(Stored records)
+ + + +

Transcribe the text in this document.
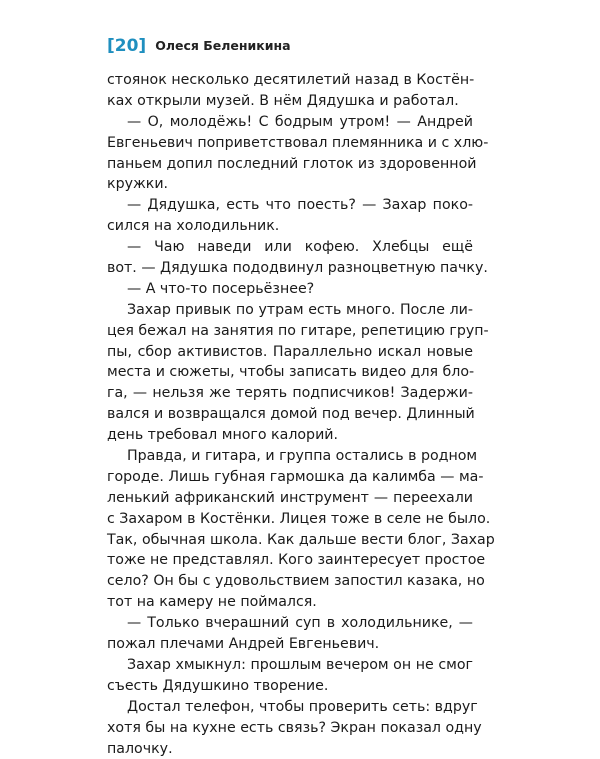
[20] Олеся Беленикина
стоянок несколько десятилетий назад в Костён-
ках открыли музей. В нём Дядушка и работал.
— О, молодёжь! С бодрым утром! — Андрей
Евгеньевич поприветствовал племянника и с хлю-
паньем допил последний глоток из здоровенной
кружки.
— Дядушка, есть что поесть? — Захар поко-
сился на холодильник.
— Чаю наведи или кофею. Хлебцы ещё
вот. — Дядушка пододвинул разноцветную пачку.
— А что-то посерьёзнее?
Захар привык по утрам есть много. После ли-
цея бежал на занятия по гитаре, репетицию груп-
пы, сбор активистов. Параллельно искал новые
места и сюжеты, чтобы записать видео для бло-
га, — нельзя же терять подписчиков! Задержи-
вался и возвращался домой под вечер. Длинный
день требовал много калорий.
Правда, и гитара, и группа остались в родном
городе. Лишь губная гармошка да калимба — ма-
ленький африканский инструмент — переехали
с Захаром в Костёнки. Лицея тоже в селе не было.
Так, обычная школа. Как дальше вести блог, Захар
тоже не представлял. Кого заинтересует простое
село? Он бы с удовольствием запостил казака, но
тот на камеру не поймался.
— Только вчерашний суп в холодильнике, —
пожал плечами Андрей Евгеньевич.
Захар хмыкнул: прошлым вечером он не смог
съесть Дядушкино творение.
Достал телефон, чтобы проверить сеть: вдруг
хотя бы на кухне есть связь? Экран показал одну
палочку.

+ + + +

GIVEN EXERCISE — Copy the listing exactly. Any image in it stays out of the copy.

THE RESPONSE —
Transcribe the text in this document.
[20] Олеся Беленикина
стоянок несколько десятилетий назад в Костён-
ках открыли музей. В нём Дядушка и работал.
— О, молодёжь! С бодрым утром! — Андрей
Евгеньевич поприветствовал племянника и с хлю-
паньем допил последний глоток из здоровенной
кружки.
— Дядушка, есть что поесть? — Захар поко-
сился на холодильник.
— Чаю наведи или кофею. Хлебцы ещё
вот. — Дядушка пододвинул разноцветную пачку.
— А что-то посерьёзнее?
Захар привык по утрам есть много. После ли-
цея бежал на занятия по гитаре, репетицию груп-
пы, сбор активистов. Параллельно искал новые
места и сюжеты, чтобы записать видео для бло-
га, — нельзя же терять подписчиков! Задержи-
вался и возвращался домой под вечер. Длинный
день требовал много калорий.
Правда, и гитара, и группа остались в родном
городе. Лишь губная гармошка да калимба — ма-
ленький африканский инструмент — переехали
с Захаром в Костёнки. Лицея тоже в селе не было.
Так, обычная школа. Как дальше вести блог, Захар
тоже не представлял. Кого заинтересует простое
село? Он бы с удовольствием запостил казака, но
тот на камеру не поймался.
— Только вчерашний суп в холодильнике, —
пожал плечами Андрей Евгеньевич.
Захар хмыкнул: прошлым вечером он не смог
съесть Дядушкино творение.
Достал телефон, чтобы проверить сеть: вдруг
хотя бы на кухне есть связь? Экран показал одну
палочку.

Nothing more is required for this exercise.